Written instruction: Swap every "volume-bar" in the records for "volume-column" and reproduce them with nothing else changed.

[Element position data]
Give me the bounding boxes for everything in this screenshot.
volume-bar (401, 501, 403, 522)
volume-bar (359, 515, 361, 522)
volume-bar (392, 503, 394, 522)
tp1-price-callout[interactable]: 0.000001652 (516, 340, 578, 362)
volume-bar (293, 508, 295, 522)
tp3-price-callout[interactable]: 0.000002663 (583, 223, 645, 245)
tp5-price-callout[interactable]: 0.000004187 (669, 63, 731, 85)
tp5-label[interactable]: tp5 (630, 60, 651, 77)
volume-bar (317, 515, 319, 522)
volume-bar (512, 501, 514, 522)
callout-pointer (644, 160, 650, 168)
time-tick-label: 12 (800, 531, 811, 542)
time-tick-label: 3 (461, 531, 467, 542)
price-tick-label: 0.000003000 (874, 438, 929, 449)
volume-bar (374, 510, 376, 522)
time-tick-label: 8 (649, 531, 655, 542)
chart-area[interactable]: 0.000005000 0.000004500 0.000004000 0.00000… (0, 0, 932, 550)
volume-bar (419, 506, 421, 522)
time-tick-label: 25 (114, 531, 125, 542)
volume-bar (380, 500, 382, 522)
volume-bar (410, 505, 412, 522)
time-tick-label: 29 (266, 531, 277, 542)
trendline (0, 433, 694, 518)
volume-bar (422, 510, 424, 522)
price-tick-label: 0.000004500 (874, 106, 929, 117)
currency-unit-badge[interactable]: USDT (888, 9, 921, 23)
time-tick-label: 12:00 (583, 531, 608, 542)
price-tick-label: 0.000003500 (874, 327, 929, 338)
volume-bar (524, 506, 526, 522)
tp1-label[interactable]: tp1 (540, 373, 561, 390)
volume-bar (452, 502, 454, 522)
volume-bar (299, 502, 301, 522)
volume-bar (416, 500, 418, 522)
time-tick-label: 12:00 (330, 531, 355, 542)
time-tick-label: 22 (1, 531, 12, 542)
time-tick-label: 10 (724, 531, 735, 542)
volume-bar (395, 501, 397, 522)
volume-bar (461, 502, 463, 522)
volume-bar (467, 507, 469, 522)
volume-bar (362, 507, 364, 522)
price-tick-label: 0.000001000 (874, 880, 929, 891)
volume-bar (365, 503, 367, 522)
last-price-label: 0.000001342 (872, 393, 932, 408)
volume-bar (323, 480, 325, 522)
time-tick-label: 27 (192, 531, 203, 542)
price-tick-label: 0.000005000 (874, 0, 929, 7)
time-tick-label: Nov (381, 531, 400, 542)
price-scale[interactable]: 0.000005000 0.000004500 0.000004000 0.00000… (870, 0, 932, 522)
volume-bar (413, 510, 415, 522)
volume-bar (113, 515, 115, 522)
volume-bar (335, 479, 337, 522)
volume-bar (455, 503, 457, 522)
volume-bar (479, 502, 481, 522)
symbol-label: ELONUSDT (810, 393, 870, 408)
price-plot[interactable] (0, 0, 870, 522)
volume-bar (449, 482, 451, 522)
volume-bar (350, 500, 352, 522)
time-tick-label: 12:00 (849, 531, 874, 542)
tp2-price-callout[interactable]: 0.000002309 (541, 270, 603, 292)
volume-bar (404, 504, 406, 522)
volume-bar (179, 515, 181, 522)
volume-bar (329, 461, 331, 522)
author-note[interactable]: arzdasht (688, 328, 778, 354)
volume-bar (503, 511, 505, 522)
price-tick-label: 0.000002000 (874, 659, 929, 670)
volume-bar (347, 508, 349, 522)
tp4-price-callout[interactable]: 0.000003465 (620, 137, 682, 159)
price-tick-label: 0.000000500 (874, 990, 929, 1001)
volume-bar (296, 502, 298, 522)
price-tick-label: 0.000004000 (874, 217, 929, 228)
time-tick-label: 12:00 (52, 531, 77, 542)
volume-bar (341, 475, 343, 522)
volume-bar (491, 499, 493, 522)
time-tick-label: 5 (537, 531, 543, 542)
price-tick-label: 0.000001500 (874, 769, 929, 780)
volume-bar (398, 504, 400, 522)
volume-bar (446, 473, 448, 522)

The solution:
Give me the bounding boxes for everything in this screenshot.
volume-column (401, 501, 403, 522)
volume-column (359, 515, 361, 522)
volume-column (392, 503, 394, 522)
tp1-price-callout[interactable]: 0.000001652 (516, 340, 578, 362)
volume-column (293, 508, 295, 522)
tp3-price-callout[interactable]: 0.000002663 (583, 223, 645, 245)
tp5-price-callout[interactable]: 0.000004187 (669, 63, 731, 85)
tp5-label[interactable]: tp5 (630, 60, 651, 77)
volume-column (317, 515, 319, 522)
volume-column (512, 501, 514, 522)
callout-pointer (644, 160, 650, 168)
time-tick-label: 12 (800, 531, 811, 542)
time-tick-label: 3 (461, 531, 467, 542)
price-tick-label: 0.000003000 (874, 438, 929, 449)
volume-column (374, 510, 376, 522)
time-tick-label: 8 (649, 531, 655, 542)
chart-area[interactable]: 0.000005000 0.000004500 0.000004000 0.00000… (0, 0, 932, 550)
volume-column (419, 506, 421, 522)
time-tick-label: 25 (114, 531, 125, 542)
volume-column (380, 500, 382, 522)
volume-column (410, 505, 412, 522)
time-tick-label: 29 (266, 531, 277, 542)
trendline (0, 433, 694, 518)
volume-column (422, 510, 424, 522)
price-tick-label: 0.000004500 (874, 106, 929, 117)
currency-unit-badge[interactable]: USDT (888, 9, 921, 23)
time-tick-label: 12:00 (583, 531, 608, 542)
price-tick-label: 0.000003500 (874, 327, 929, 338)
volume-column (524, 506, 526, 522)
tp1-label[interactable]: tp1 (540, 373, 561, 390)
volume-column (452, 502, 454, 522)
volume-column (299, 502, 301, 522)
volume-column (416, 500, 418, 522)
time-tick-label: 12:00 (330, 531, 355, 542)
time-tick-label: 22 (1, 531, 12, 542)
time-tick-label: 10 (724, 531, 735, 542)
volume-column (395, 501, 397, 522)
volume-column (461, 502, 463, 522)
volume-column (467, 507, 469, 522)
volume-column (362, 507, 364, 522)
price-tick-label: 0.000001000 (874, 880, 929, 891)
volume-column (365, 503, 367, 522)
last-price-label: 0.000001342 (872, 393, 932, 408)
volume-column (323, 480, 325, 522)
time-tick-label: 27 (192, 531, 203, 542)
price-tick-label: 0.000005000 (874, 0, 929, 7)
time-tick-label: Nov (381, 531, 400, 542)
price-scale[interactable]: 0.000005000 0.000004500 0.000004000 0.00000… (870, 0, 932, 522)
volume-column (413, 510, 415, 522)
volume-column (113, 515, 115, 522)
volume-column (335, 479, 337, 522)
volume-column (455, 503, 457, 522)
volume-column (479, 502, 481, 522)
symbol-label: ELONUSDT (810, 393, 870, 408)
price-plot[interactable] (0, 0, 870, 522)
volume-column (449, 482, 451, 522)
volume-column (350, 500, 352, 522)
time-tick-label: 12:00 (849, 531, 874, 542)
tp2-price-callout[interactable]: 0.000002309 (541, 270, 603, 292)
volume-column (404, 504, 406, 522)
volume-column (179, 515, 181, 522)
volume-column (329, 461, 331, 522)
author-note[interactable]: arzdasht (688, 328, 778, 354)
volume-column (503, 511, 505, 522)
price-tick-label: 0.000002000 (874, 659, 929, 670)
volume-column (347, 508, 349, 522)
tp4-price-callout[interactable]: 0.000003465 (620, 137, 682, 159)
price-tick-label: 0.000000500 (874, 990, 929, 1001)
volume-column (296, 502, 298, 522)
price-tick-label: 0.000004000 (874, 217, 929, 228)
time-tick-label: 12:00 (52, 531, 77, 542)
volume-column (341, 475, 343, 522)
volume-column (491, 499, 493, 522)
time-tick-label: 5 (537, 531, 543, 542)
price-tick-label: 0.000001500 (874, 769, 929, 780)
volume-column (398, 504, 400, 522)
volume-column (446, 473, 448, 522)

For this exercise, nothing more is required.